THE REQUEST:
Find each line with the word "Sykehuset" and copy it.

ENTRIES SUPPLIED:
□ □ □

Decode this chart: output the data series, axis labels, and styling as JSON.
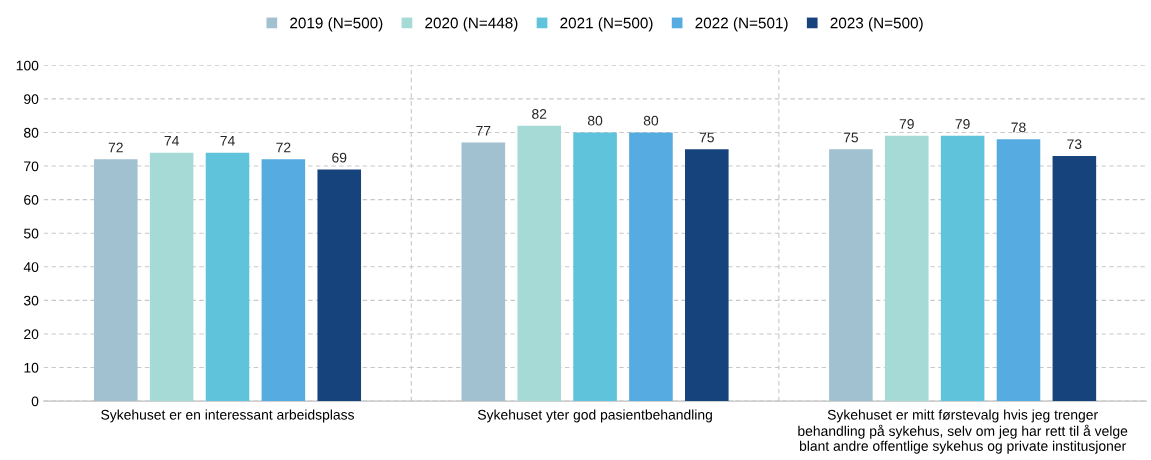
{
  "chart_data": {
    "type": "bar",
    "categories": [
      "Sykehuset er en interessant arbeidsplass",
      "Sykehuset yter god pasientbehandling",
      "Sykehuset er mitt førstevalg hvis jeg trenger\nbehandling på sykehus, selv om jeg har rett til å velge\nblant andre offentlige sykehus og private institusjoner"
    ],
    "series": [
      {
        "name": "2019 (N=500)",
        "color": "#a1c0d0",
        "values": [
          72,
          77,
          75
        ]
      },
      {
        "name": "2020 (N=448)",
        "color": "#a6dad6",
        "values": [
          74,
          82,
          79
        ]
      },
      {
        "name": "2021 (N=500)",
        "color": "#5fc3dc",
        "values": [
          74,
          80,
          79
        ]
      },
      {
        "name": "2022 (N=501)",
        "color": "#56abe0",
        "values": [
          72,
          80,
          78
        ]
      },
      {
        "name": "2023 (N=500)",
        "color": "#17437d",
        "values": [
          69,
          75,
          73
        ]
      }
    ],
    "ylim": [
      0,
      100
    ],
    "yticks": [
      0,
      10,
      20,
      30,
      40,
      50,
      60,
      70,
      80,
      90,
      100
    ],
    "grid": true,
    "legend": "top",
    "data_labels": true
  }
}
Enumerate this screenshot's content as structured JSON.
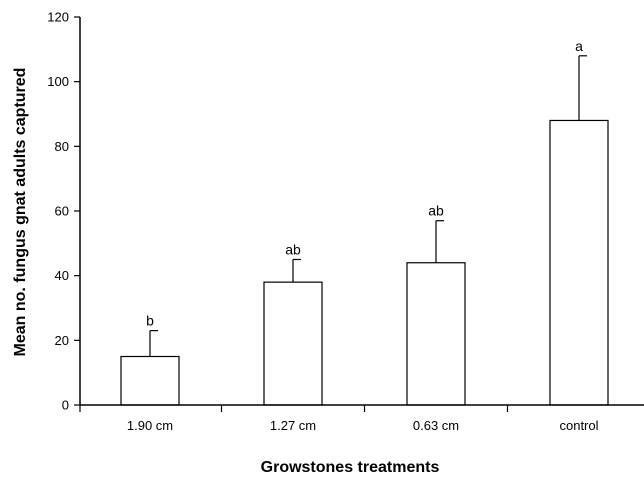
{
  "chart_data": {
    "type": "bar",
    "title": "",
    "xlabel": "Growstones treatments",
    "ylabel": "Mean no. fungus gnat adults captured",
    "categories": [
      "1.90 cm",
      "1.27 cm",
      "0.63 cm",
      "control"
    ],
    "values": [
      15,
      38,
      44,
      88
    ],
    "error_upper": [
      8,
      7,
      13,
      20
    ],
    "significance_letters": [
      "b",
      "ab",
      "ab",
      "a"
    ],
    "ylim": [
      0,
      120
    ],
    "yticks": [
      "0",
      "20",
      "40",
      "60",
      "80",
      "100",
      "120"
    ],
    "grid": false,
    "legend": "none",
    "colors": {
      "bar_fill": "#ffffff",
      "bar_stroke": "#000000",
      "axis": "#000000"
    }
  }
}
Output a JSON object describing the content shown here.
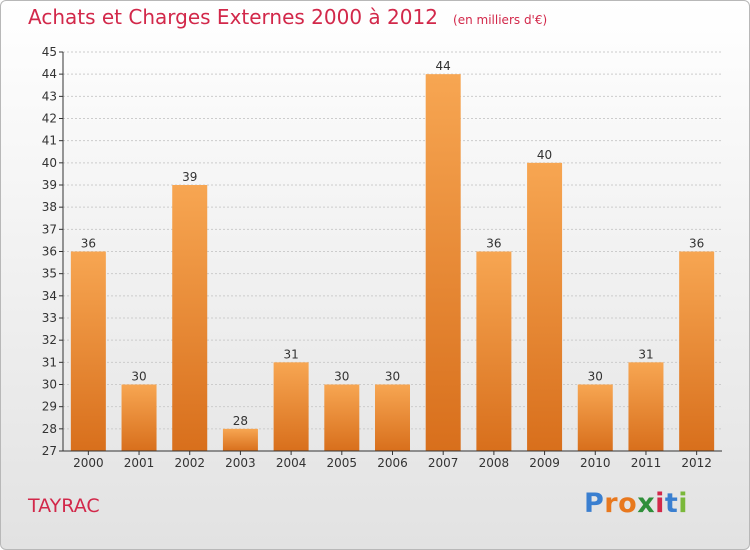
{
  "header": {
    "title": "Achats et Charges Externes 2000 à 2012",
    "unit": "(en milliers d'€)"
  },
  "footer": {
    "commune": "TAYRAC",
    "logo": {
      "letters": [
        "P",
        "r",
        "o",
        "x",
        "i",
        "t",
        "i"
      ],
      "colors": [
        "#3a7fd0",
        "#e8781e",
        "#e8781e",
        "#2f8f3a",
        "#d2284a",
        "#3a7fd0",
        "#7ab83a"
      ]
    }
  },
  "colors": {
    "title": "#d2284a",
    "bar_top": "#f7a652",
    "bar_bottom": "#d86f1c",
    "grid": "#cccccc",
    "axis": "#333333"
  },
  "chart_data": {
    "type": "bar",
    "categories": [
      "2000",
      "2001",
      "2002",
      "2003",
      "2004",
      "2005",
      "2006",
      "2007",
      "2008",
      "2009",
      "2010",
      "2011",
      "2012"
    ],
    "values": [
      36,
      30,
      39,
      28,
      31,
      30,
      30,
      44,
      36,
      40,
      30,
      31,
      36
    ],
    "title": "Achats et Charges Externes 2000 à 2012",
    "subtitle": "(en milliers d'€)",
    "xlabel": "",
    "ylabel": "",
    "ylim": [
      27,
      45
    ],
    "yticks": [
      27,
      28,
      29,
      30,
      31,
      32,
      33,
      34,
      35,
      36,
      37,
      38,
      39,
      40,
      41,
      42,
      43,
      44,
      45
    ],
    "grid": true,
    "data_labels": true
  }
}
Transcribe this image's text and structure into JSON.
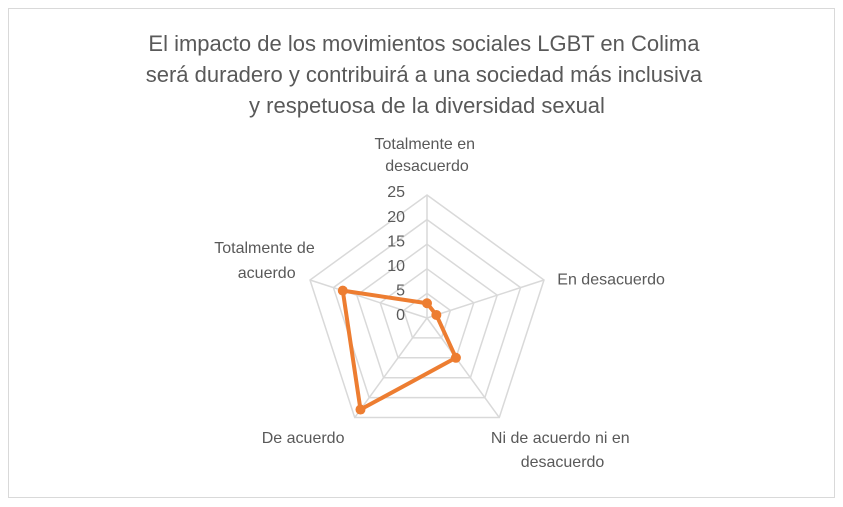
{
  "chart_data": {
    "type": "radar",
    "title": "El impacto de los movimientos sociales LGBT en Colima será duradero y contribuirá a una sociedad más inclusiva y respetuosa de la diversidad sexual",
    "categories": [
      "Totalmente en desacuerdo",
      "En desacuerdo",
      "Ni de acuerdo ni en desacuerdo",
      "De acuerdo",
      "Totalmente de acuerdo"
    ],
    "values": [
      3,
      2,
      10,
      23,
      18
    ],
    "color": "#ed7d31",
    "ylim": [
      0,
      25
    ],
    "yticks": [
      0,
      5,
      10,
      15,
      20,
      25
    ],
    "grid": true
  }
}
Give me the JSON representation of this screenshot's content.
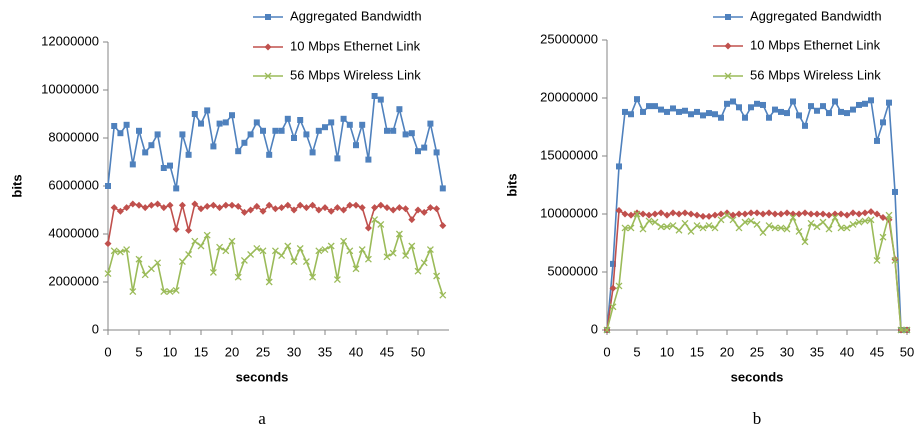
{
  "chart_data": [
    {
      "type": "line",
      "caption": "a",
      "x_label": "seconds",
      "y_label": "bits",
      "x": [
        0,
        1,
        2,
        3,
        4,
        5,
        6,
        7,
        8,
        9,
        10,
        11,
        12,
        13,
        14,
        15,
        16,
        17,
        18,
        19,
        20,
        21,
        22,
        23,
        24,
        25,
        26,
        27,
        28,
        29,
        30,
        31,
        32,
        33,
        34,
        35,
        36,
        37,
        38,
        39,
        40,
        41,
        42,
        43,
        44,
        45,
        46,
        47,
        48,
        49,
        50,
        51,
        52,
        53,
        54
      ],
      "xlim": [
        0,
        55
      ],
      "xticks": [
        0,
        5,
        10,
        15,
        20,
        25,
        30,
        35,
        40,
        45,
        50
      ],
      "ylim": [
        0,
        12000000
      ],
      "yticks": [
        0,
        2000000,
        4000000,
        6000000,
        8000000,
        10000000,
        12000000
      ],
      "grid": false,
      "series": [
        {
          "name": "Aggregated Bandwidth",
          "color": "#4f81bd",
          "marker": "square",
          "values": [
            6000000,
            8500000,
            8200000,
            8550000,
            6900000,
            8300000,
            7400000,
            7700000,
            8150000,
            6750000,
            6850000,
            5900000,
            8150000,
            7300000,
            9000000,
            8600000,
            9150000,
            7650000,
            8600000,
            8650000,
            8950000,
            7450000,
            7800000,
            8150000,
            8650000,
            8300000,
            7300000,
            8300000,
            8300000,
            8800000,
            8000000,
            8750000,
            8150000,
            7400000,
            8300000,
            8450000,
            8650000,
            7150000,
            8800000,
            8550000,
            7700000,
            8550000,
            7100000,
            9750000,
            9600000,
            8300000,
            8300000,
            9200000,
            8150000,
            8200000,
            7450000,
            7600000,
            8600000,
            7400000,
            5900000
          ]
        },
        {
          "name": "10 Mbps Ethernet Link",
          "color": "#c0504d",
          "marker": "diamond",
          "values": [
            3600000,
            5100000,
            4950000,
            5100000,
            5250000,
            5200000,
            5100000,
            5200000,
            5250000,
            5100000,
            5200000,
            4200000,
            5200000,
            4150000,
            5250000,
            5050000,
            5150000,
            5200000,
            5100000,
            5200000,
            5200000,
            5150000,
            4900000,
            5000000,
            5150000,
            4950000,
            5200000,
            5050000,
            5100000,
            5200000,
            5000000,
            5200000,
            5100000,
            5200000,
            5000000,
            5100000,
            4950000,
            5100000,
            5000000,
            5200000,
            5200000,
            5100000,
            4250000,
            5100000,
            5200000,
            5100000,
            5000000,
            5100000,
            5050000,
            4600000,
            5000000,
            4900000,
            5100000,
            5050000,
            4350000
          ]
        },
        {
          "name": "56 Mbps Wireless Link",
          "color": "#9bbb59",
          "marker": "x",
          "values": [
            2350000,
            3300000,
            3250000,
            3350000,
            1600000,
            2950000,
            2300000,
            2550000,
            2800000,
            1600000,
            1600000,
            1650000,
            2850000,
            3150000,
            3700000,
            3500000,
            3950000,
            2400000,
            3450000,
            3300000,
            3700000,
            2200000,
            2900000,
            3150000,
            3400000,
            3300000,
            2000000,
            3300000,
            3100000,
            3500000,
            2850000,
            3400000,
            2850000,
            2200000,
            3300000,
            3350000,
            3500000,
            2100000,
            3700000,
            3300000,
            2550000,
            3350000,
            2950000,
            4600000,
            4400000,
            3050000,
            3200000,
            4000000,
            3100000,
            3500000,
            2450000,
            2800000,
            3350000,
            2250000,
            1450000
          ]
        }
      ]
    },
    {
      "type": "line",
      "caption": "b",
      "x_label": "seconds",
      "y_label": "bits",
      "x": [
        0,
        1,
        2,
        3,
        4,
        5,
        6,
        7,
        8,
        9,
        10,
        11,
        12,
        13,
        14,
        15,
        16,
        17,
        18,
        19,
        20,
        21,
        22,
        23,
        24,
        25,
        26,
        27,
        28,
        29,
        30,
        31,
        32,
        33,
        34,
        35,
        36,
        37,
        38,
        39,
        40,
        41,
        42,
        43,
        44,
        45,
        46,
        47,
        48,
        49,
        50
      ],
      "xlim": [
        0,
        50
      ],
      "xticks": [
        0,
        5,
        10,
        15,
        20,
        25,
        30,
        35,
        40,
        45,
        50
      ],
      "ylim": [
        0,
        25000000
      ],
      "yticks": [
        0,
        5000000,
        10000000,
        15000000,
        20000000,
        25000000
      ],
      "grid": false,
      "series": [
        {
          "name": "Aggregated Bandwidth",
          "color": "#4f81bd",
          "marker": "square",
          "values": [
            0,
            5700000,
            14100000,
            18800000,
            18600000,
            19900000,
            18800000,
            19300000,
            19300000,
            19000000,
            18800000,
            19100000,
            18800000,
            18900000,
            18600000,
            18800000,
            18500000,
            18700000,
            18600000,
            18300000,
            19500000,
            19700000,
            19200000,
            18300000,
            19200000,
            19500000,
            19400000,
            18300000,
            19000000,
            18800000,
            18700000,
            19700000,
            18500000,
            17600000,
            19300000,
            18900000,
            19300000,
            18700000,
            19700000,
            18800000,
            18700000,
            19000000,
            19400000,
            19500000,
            19800000,
            16300000,
            17900000,
            19600000,
            11900000,
            0,
            0
          ]
        },
        {
          "name": "10 Mbps Ethernet Link",
          "color": "#c0504d",
          "marker": "diamond",
          "values": [
            0,
            3600000,
            10300000,
            10000000,
            9900000,
            10100000,
            10000000,
            9900000,
            10000000,
            10100000,
            9900000,
            10100000,
            10000000,
            10100000,
            10000000,
            9900000,
            9800000,
            9800000,
            9900000,
            10000000,
            10100000,
            9900000,
            10000000,
            10000000,
            10100000,
            10100000,
            10000000,
            10100000,
            10000000,
            10000000,
            10100000,
            10000000,
            10000000,
            10100000,
            10000000,
            10000000,
            10000000,
            9900000,
            10000000,
            10000000,
            9900000,
            10100000,
            10000000,
            10100000,
            10200000,
            10000000,
            9700000,
            9500000,
            6100000,
            0,
            0
          ]
        },
        {
          "name": "56 Mbps Wireless Link",
          "color": "#9bbb59",
          "marker": "x",
          "values": [
            0,
            2000000,
            3800000,
            8800000,
            8800000,
            10000000,
            8700000,
            9400000,
            9300000,
            8900000,
            8900000,
            9000000,
            8600000,
            9200000,
            8500000,
            9000000,
            8800000,
            9000000,
            8800000,
            9500000,
            9900000,
            9500000,
            8800000,
            9300000,
            9400000,
            9100000,
            8400000,
            9000000,
            8800000,
            8800000,
            8700000,
            9700000,
            8500000,
            7600000,
            9200000,
            8900000,
            9300000,
            8700000,
            9700000,
            8800000,
            8800000,
            9100000,
            9300000,
            9400000,
            9500000,
            6000000,
            8000000,
            9900000,
            6000000,
            0,
            0
          ]
        }
      ]
    }
  ]
}
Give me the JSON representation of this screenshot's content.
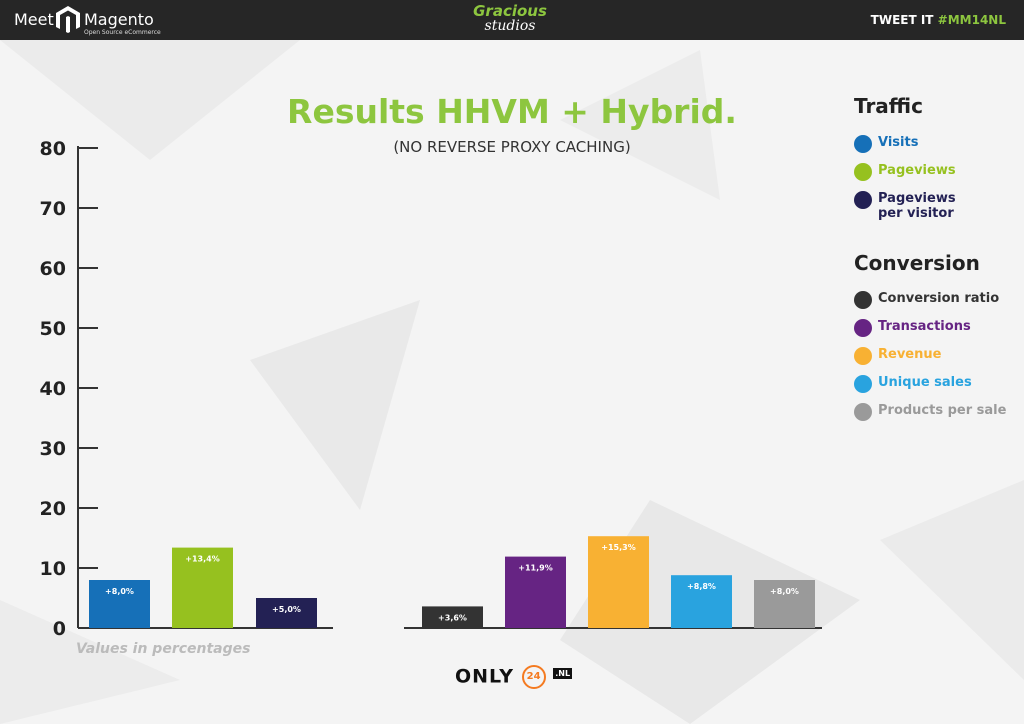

□ □ □

COMPLETE OUTPUT:
      "Sykehuset er en interessant arbeidsplass",
      "Sykehuset yter god pasientbehandling",
      "Sykehuset er mitt førstevalg hvis jeg trenger\nbehandling på sykehus, selv om jeg har rett til å velge\nblant andre offentlige sykehus og private institusjoner"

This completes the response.